→ Goal of the exercise
Repeat every record below exactly as it appears.

[Records excerpted from a collection]
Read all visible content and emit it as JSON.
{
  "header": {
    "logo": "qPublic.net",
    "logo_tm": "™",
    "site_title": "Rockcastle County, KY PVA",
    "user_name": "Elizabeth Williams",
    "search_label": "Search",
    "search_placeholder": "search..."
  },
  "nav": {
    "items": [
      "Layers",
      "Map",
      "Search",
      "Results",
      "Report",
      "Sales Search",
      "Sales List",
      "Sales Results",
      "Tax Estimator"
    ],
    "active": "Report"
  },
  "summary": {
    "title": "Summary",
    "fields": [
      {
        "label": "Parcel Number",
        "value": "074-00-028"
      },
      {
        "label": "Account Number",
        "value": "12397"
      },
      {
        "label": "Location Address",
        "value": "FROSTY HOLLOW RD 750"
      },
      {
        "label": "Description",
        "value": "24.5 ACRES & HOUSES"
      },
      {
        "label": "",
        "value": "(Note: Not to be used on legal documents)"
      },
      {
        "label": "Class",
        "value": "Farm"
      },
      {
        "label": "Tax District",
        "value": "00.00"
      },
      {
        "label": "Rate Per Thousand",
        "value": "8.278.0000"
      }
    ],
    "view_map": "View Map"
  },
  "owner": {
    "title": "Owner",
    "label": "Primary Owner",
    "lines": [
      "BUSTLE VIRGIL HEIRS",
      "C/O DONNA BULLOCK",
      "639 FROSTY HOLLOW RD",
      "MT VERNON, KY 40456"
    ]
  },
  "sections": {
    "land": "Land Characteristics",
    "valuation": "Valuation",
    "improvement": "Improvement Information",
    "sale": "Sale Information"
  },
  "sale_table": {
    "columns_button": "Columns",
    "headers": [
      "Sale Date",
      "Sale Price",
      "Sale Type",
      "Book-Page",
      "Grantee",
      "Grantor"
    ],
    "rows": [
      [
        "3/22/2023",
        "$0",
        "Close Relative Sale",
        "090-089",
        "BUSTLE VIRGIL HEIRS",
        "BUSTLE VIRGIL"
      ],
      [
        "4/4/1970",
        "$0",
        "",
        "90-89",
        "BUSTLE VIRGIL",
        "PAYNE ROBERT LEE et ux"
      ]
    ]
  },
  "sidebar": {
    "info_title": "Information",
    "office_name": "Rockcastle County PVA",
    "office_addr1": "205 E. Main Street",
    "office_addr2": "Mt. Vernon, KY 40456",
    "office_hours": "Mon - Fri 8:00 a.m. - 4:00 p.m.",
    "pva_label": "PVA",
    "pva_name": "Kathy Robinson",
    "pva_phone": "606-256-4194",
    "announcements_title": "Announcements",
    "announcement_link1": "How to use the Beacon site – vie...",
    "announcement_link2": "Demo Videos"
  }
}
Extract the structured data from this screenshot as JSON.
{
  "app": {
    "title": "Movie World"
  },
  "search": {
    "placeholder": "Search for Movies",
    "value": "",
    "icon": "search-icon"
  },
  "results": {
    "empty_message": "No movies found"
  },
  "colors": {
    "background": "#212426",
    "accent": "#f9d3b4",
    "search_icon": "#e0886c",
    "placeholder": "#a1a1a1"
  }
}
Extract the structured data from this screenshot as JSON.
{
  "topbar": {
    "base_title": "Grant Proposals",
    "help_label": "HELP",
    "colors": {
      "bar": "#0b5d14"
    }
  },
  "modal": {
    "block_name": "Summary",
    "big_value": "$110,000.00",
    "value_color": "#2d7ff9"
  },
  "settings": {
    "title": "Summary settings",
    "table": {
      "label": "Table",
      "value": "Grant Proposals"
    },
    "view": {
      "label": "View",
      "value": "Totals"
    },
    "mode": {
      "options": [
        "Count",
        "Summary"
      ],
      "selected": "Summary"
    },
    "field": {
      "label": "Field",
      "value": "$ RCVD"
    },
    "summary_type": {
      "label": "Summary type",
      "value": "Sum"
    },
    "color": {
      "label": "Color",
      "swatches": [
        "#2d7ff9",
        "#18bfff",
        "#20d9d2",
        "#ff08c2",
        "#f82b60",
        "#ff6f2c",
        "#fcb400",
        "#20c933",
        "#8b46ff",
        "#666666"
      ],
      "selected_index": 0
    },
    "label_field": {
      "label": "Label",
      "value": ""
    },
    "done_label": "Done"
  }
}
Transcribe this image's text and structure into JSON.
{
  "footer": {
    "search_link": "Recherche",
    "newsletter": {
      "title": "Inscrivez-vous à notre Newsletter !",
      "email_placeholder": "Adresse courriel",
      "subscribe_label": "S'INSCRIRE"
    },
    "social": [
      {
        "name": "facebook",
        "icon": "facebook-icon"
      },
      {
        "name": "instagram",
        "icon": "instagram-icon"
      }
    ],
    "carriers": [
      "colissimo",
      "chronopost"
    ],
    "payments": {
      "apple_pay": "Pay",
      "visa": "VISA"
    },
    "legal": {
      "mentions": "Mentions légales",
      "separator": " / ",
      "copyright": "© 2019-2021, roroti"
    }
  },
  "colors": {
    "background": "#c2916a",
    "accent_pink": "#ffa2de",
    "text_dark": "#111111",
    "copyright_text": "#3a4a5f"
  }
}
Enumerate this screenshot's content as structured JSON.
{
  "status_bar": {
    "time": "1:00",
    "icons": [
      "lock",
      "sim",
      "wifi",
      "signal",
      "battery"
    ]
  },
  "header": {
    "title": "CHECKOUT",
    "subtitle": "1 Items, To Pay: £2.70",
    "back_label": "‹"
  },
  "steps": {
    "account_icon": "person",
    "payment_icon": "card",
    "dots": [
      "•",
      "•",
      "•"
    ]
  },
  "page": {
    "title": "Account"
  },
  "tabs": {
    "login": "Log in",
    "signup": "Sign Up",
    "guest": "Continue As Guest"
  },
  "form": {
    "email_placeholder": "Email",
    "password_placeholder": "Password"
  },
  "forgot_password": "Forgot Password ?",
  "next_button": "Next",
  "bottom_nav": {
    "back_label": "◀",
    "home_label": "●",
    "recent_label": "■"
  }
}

→ Worked solution
Read all visible content and emit it as JSON.
{
  "header": {
    "logo": "qPublic.net",
    "logo_tm": "™",
    "site_title": "Rockcastle County, KY PVA",
    "user_name": "Elizabeth Williams",
    "search_label": "Search",
    "search_placeholder": "search..."
  },
  "nav": {
    "items": [
      "Layers",
      "Map",
      "Search",
      "Results",
      "Report",
      "Sales Search",
      "Sales List",
      "Sales Results",
      "Tax Estimator"
    ],
    "active": "Report"
  },
  "summary": {
    "title": "Summary",
    "fields": [
      {
        "label": "Parcel Number",
        "value": "074-00-028"
      },
      {
        "label": "Account Number",
        "value": "12397"
      },
      {
        "label": "Location Address",
        "value": "FROSTY HOLLOW RD 750"
      },
      {
        "label": "Description",
        "value": "24.5 ACRES & HOUSES"
      },
      {
        "label": "",
        "value": "(Note: Not to be used on legal documents)"
      },
      {
        "label": "Class",
        "value": "Farm"
      },
      {
        "label": "Tax District",
        "value": "00.00"
      },
      {
        "label": "Rate Per Thousand",
        "value": "8.278.0000"
      }
    ],
    "view_map": "View Map"
  },
  "owner": {
    "title": "Owner",
    "label": "Primary Owner",
    "lines": [
      "BUSTLE VIRGIL HEIRS",
      "C/O DONNA BULLOCK",
      "639 FROSTY HOLLOW RD",
      "MT VERNON, KY 40456"
    ]
  },
  "sections": {
    "land": "Land Characteristics",
    "valuation": "Valuation",
    "improvement": "Improvement Information",
    "sale": "Sale Information"
  },
  "sale_table": {
    "columns_button": "Columns",
    "headers": [
      "Sale Date",
      "Sale Price",
      "Sale Type",
      "Book-Page",
      "Grantee",
      "Grantor"
    ],
    "rows": [
      [
        "3/22/2023",
        "$0",
        "Close Relative Sale",
        "090-089",
        "BUSTLE VIRGIL HEIRS",
        "BUSTLE VIRGIL"
      ],
      [
        "4/4/1970",
        "$0",
        "",
        "90-89",
        "BUSTLE VIRGIL",
        "PAYNE ROBERT LEE et ux"
      ]
    ]
  },
  "sidebar": {
    "info_title": "Information",
    "office_name": "Rockcastle County PVA",
    "office_addr1": "205 E. Main Street",
    "office_addr2": "Mt. Vernon, KY 40456",
    "office_hours": "Mon - Fri 8:00 a.m. - 4:00 p.m.",
    "pva_label": "PVA",
    "pva_name": "Kathy Robinson",
    "pva_phone": "606-256-4194",
    "announcements_title": "Announcements",
    "announcement_link1": "How to use the Beacon site – vie...",
    "announcement_link2": "Demo Videos"
  }
}
Extract the structured data from this screenshot as JSON.
{
  "app": {
    "title": "Movie World"
  },
  "search": {
    "placeholder": "Search for Movies",
    "value": "",
    "icon": "search-icon"
  },
  "results": {
    "empty_message": "No movies found"
  },
  "colors": {
    "background": "#212426",
    "accent": "#f9d3b4",
    "search_icon": "#e0886c",
    "placeholder": "#a1a1a1"
  }
}
Extract the structured data from this screenshot as JSON.
{
  "topbar": {
    "base_title": "Grant Proposals",
    "help_label": "HELP",
    "colors": {
      "bar": "#0b5d14"
    }
  },
  "modal": {
    "block_name": "Summary",
    "big_value": "$110,000.00",
    "value_color": "#2d7ff9"
  },
  "settings": {
    "title": "Summary settings",
    "table": {
      "label": "Table",
      "value": "Grant Proposals"
    },
    "view": {
      "label": "View",
      "value": "Totals"
    },
    "mode": {
      "options": [
        "Count",
        "Summary"
      ],
      "selected": "Summary"
    },
    "field": {
      "label": "Field",
      "value": "$ RCVD"
    },
    "summary_type": {
      "label": "Summary type",
      "value": "Sum"
    },
    "color": {
      "label": "Color",
      "swatches": [
        "#2d7ff9",
        "#18bfff",
        "#20d9d2",
        "#ff08c2",
        "#f82b60",
        "#ff6f2c",
        "#fcb400",
        "#20c933",
        "#8b46ff",
        "#666666"
      ],
      "selected_index": 0
    },
    "label_field": {
      "label": "Label",
      "value": ""
    },
    "done_label": "Done"
  }
}
Transcribe this image's text and structure into JSON.
{
  "footer": {
    "search_link": "Recherche",
    "newsletter": {
      "title": "Inscrivez-vous à notre Newsletter !",
      "email_placeholder": "Adresse courriel",
      "subscribe_label": "S'INSCRIRE"
    },
    "social": [
      {
        "name": "facebook",
        "icon": "facebook-icon"
      },
      {
        "name": "instagram",
        "icon": "instagram-icon"
      }
    ],
    "carriers": [
      "colissimo",
      "chronopost"
    ],
    "payments": {
      "apple_pay": "Pay",
      "visa": "VISA"
    },
    "legal": {
      "mentions": "Mentions légales",
      "separator": " / ",
      "copyright": "© 2019-2021, roroti"
    }
  },
  "colors": {
    "background": "#c2916a",
    "accent_pink": "#ffa2de",
    "text_dark": "#111111",
    "copyright_text": "#3a4a5f"
  }
}
Enumerate this screenshot's content as structured JSON.
{
  "status_bar": {
    "time": "1:00",
    "icons": [
      "lock",
      "sim",
      "wifi",
      "signal",
      "battery"
    ]
  },
  "header": {
    "title": "CHECKOUT",
    "subtitle": "1 Items, To Pay: £2.70",
    "back_label": "‹"
  },
  "steps": {
    "account_icon": "person",
    "payment_icon": "card",
    "dots": [
      "•",
      "•",
      "•"
    ]
  },
  "page": {
    "title": "Account"
  },
  "tabs": {
    "login": "Log in",
    "signup": "Sign Up",
    "guest": "Continue As Guest"
  },
  "form": {
    "email_placeholder": "Email",
    "password_placeholder": "Password"
  },
  "forgot_password": "Forgot Password ?",
  "next_button": "Next",
  "bottom_nav": {
    "back_label": "◀",
    "home_label": "●",
    "recent_label": "■"
  }
}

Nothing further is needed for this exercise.